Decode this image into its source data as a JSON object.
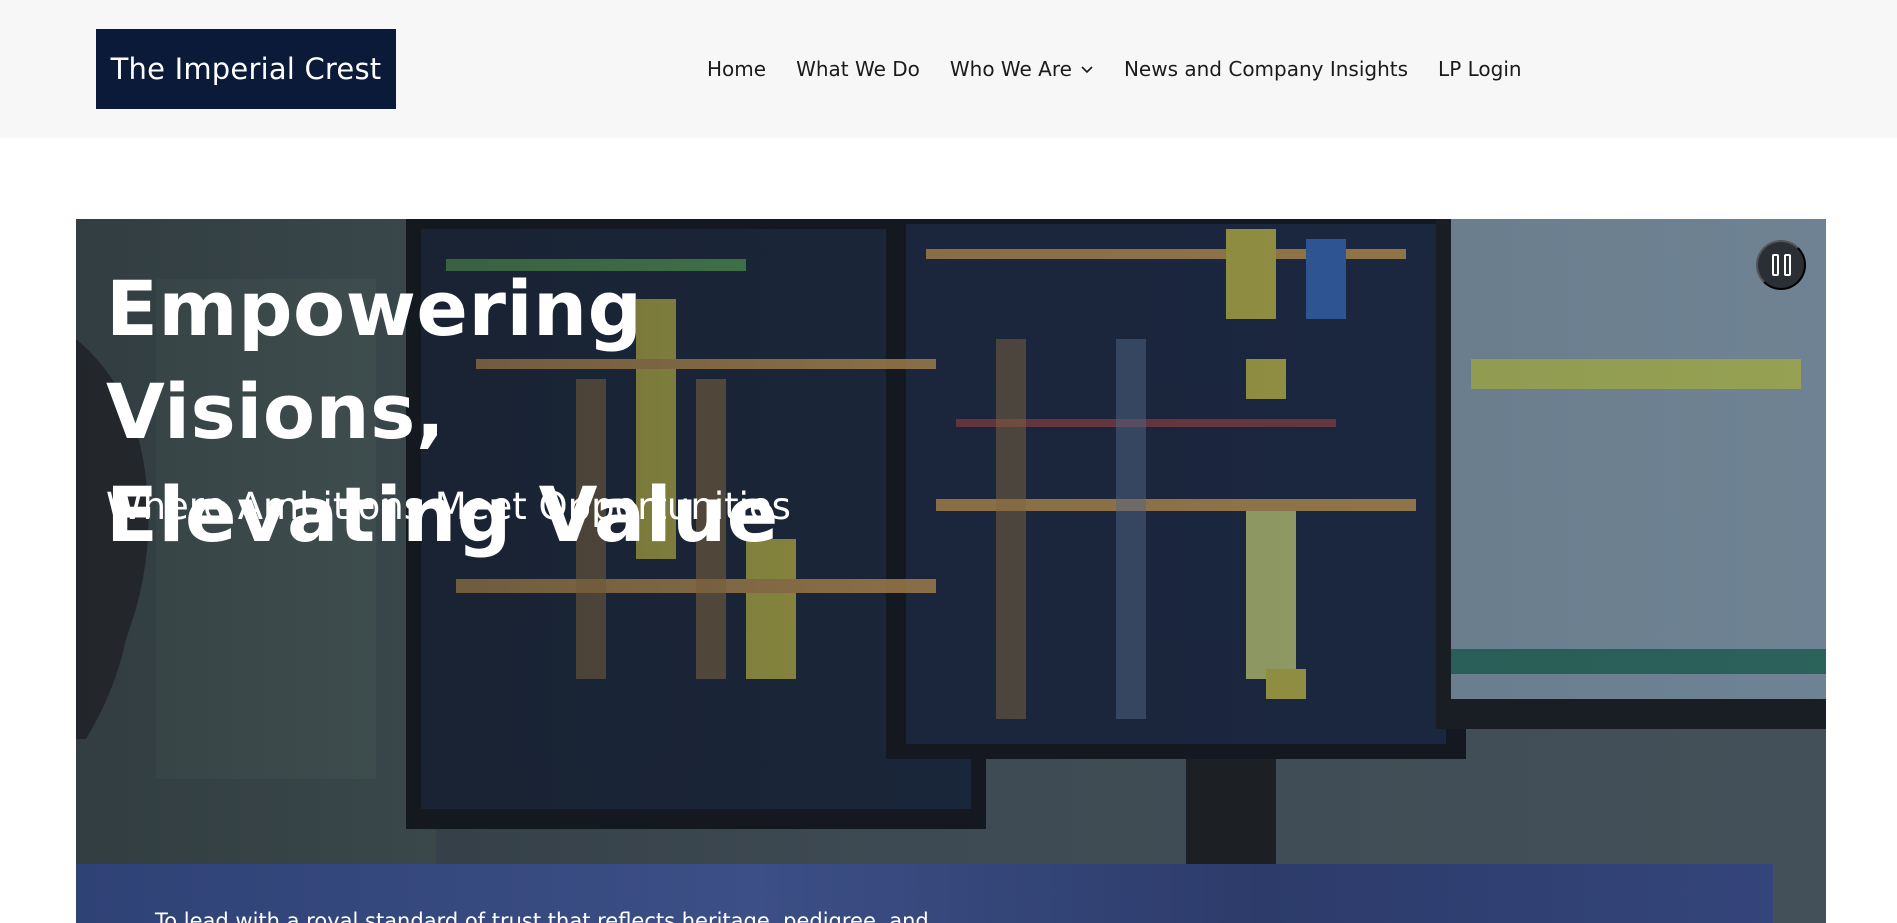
{
  "header": {
    "logo_text": "The Imperial Crest",
    "nav": [
      {
        "label": "Home"
      },
      {
        "label": "What We Do"
      },
      {
        "label": "Who We Are",
        "has_dropdown": true
      },
      {
        "label": "News and Company Insights"
      },
      {
        "label": "LP Login"
      }
    ]
  },
  "hero": {
    "title_line1": "Empowering Visions,",
    "title_line2": "Elevating Value",
    "subtitle": "Where Ambitions Meet Opportunities",
    "pause_icon": "pause-icon",
    "background_description_icon": "trading-monitors-photo"
  },
  "mission": {
    "text": "To lead with a royal standard of trust that reflects heritage, pedigree, and"
  },
  "colors": {
    "logo_bg": "#0b1a38",
    "header_bg": "#f7f7f7",
    "mission_bg": "#34457b",
    "text_light": "#ffffff",
    "nav_text": "#1b1b1b"
  }
}
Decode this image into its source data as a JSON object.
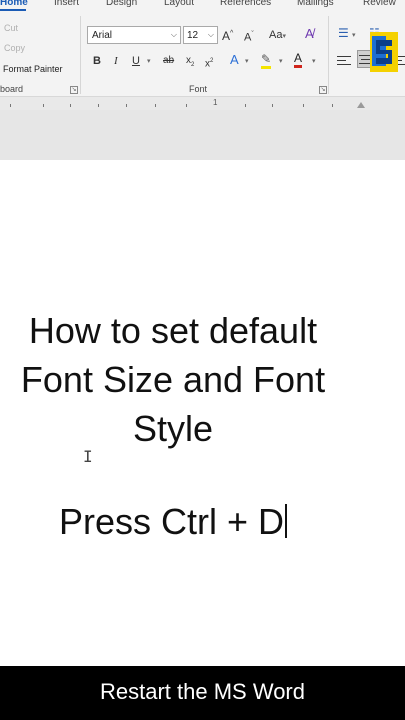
{
  "ribbon": {
    "tabs": [
      "Home",
      "Insert",
      "Design",
      "Layout",
      "References",
      "Mailings",
      "Review"
    ],
    "clipboard": {
      "cut": "Cut",
      "copy": "Copy",
      "format_painter": "Format Painter",
      "group_label": "board"
    },
    "font": {
      "font_name": "Arial",
      "font_size": "12",
      "grow": "A",
      "shrink": "A",
      "change_case": "Aa",
      "bold": "B",
      "italic": "I",
      "underline": "U",
      "strike": "ab",
      "subscript": "x",
      "superscript": "x",
      "text_effects": "A",
      "highlight_color": "#f5e500",
      "font_color": "A",
      "font_color_value": "#d0251c",
      "group_label": "Font"
    }
  },
  "ruler": {
    "label": "1"
  },
  "document": {
    "title_lines": [
      "How to set default",
      "Font Size and Font",
      "Style"
    ],
    "instruction": "Press Ctrl + D"
  },
  "caption": "Restart the MS Word"
}
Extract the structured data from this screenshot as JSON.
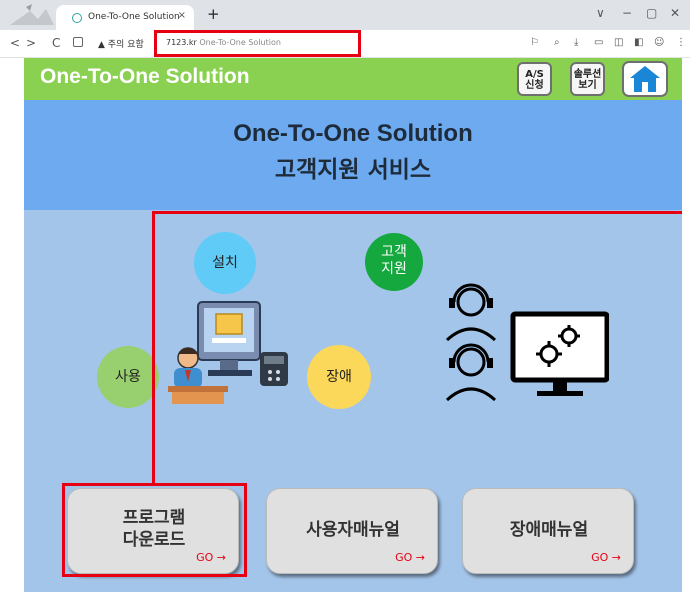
{
  "browser": {
    "tab_title": "One-To-One Solution",
    "tab_close": "×",
    "new_tab": "+",
    "window_controls": [
      "∨",
      "−",
      "▢",
      "✕"
    ],
    "nav_buttons": [
      "<",
      ">",
      "C"
    ],
    "security_warning": "▲ 주의 요함",
    "url_host": "7123.kr",
    "url_path": "One-To-One Solution"
  },
  "header": {
    "title": "One-To-One Solution",
    "as_request": [
      "A/S",
      "신청"
    ],
    "solution_view": [
      "솔루션",
      "보기"
    ]
  },
  "banner": {
    "line1": "One-To-One Solution",
    "line2": "고객지원 서비스"
  },
  "circles": {
    "install": "설치",
    "support": [
      "고객",
      "지원"
    ],
    "use": "사용",
    "fault": "장애"
  },
  "menu": [
    {
      "line1": "프로그램",
      "line2": "다운로드",
      "go": "GO →"
    },
    {
      "line1": "사용자매뉴얼",
      "go": "GO →"
    },
    {
      "line1": "장애매뉴얼",
      "go": "GO →"
    }
  ],
  "colors": {
    "header_bg": "#8ad151",
    "banner_bg": "#6eaaf0",
    "page_bg": "#a4c5ea",
    "highlight": "#e60012"
  }
}
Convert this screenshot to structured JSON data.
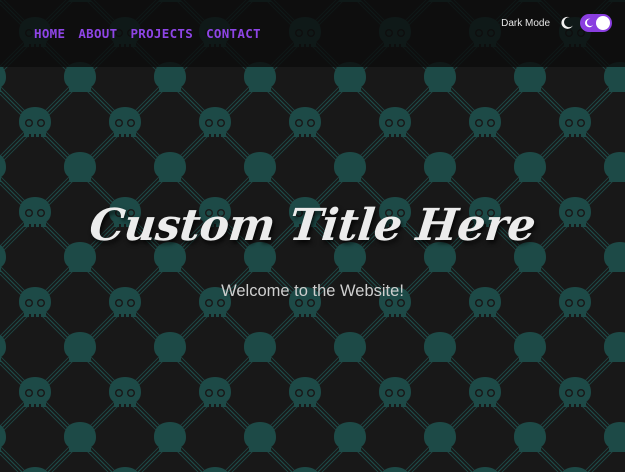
{
  "nav": {
    "items": [
      {
        "label": "HOME"
      },
      {
        "label": "ABOUT"
      },
      {
        "label": "PROJECTS"
      },
      {
        "label": "CONTACT"
      }
    ]
  },
  "theme": {
    "mode_label": "Dark Mode",
    "dark_mode_enabled": true,
    "moon_icon": "moon-icon",
    "accent_color": "#8a3ee0",
    "pattern_color": "#1d4a47",
    "pattern_icon": "skull-icon"
  },
  "hero": {
    "title": "Custom Title Here",
    "subtitle": "Welcome to the Website!"
  }
}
------------------------------------------------------------------------
**Task description:** Please list every line of the records that contains "true".

**Response below:**
        "has_dropdown": true
    "dark_mode_enabled": true,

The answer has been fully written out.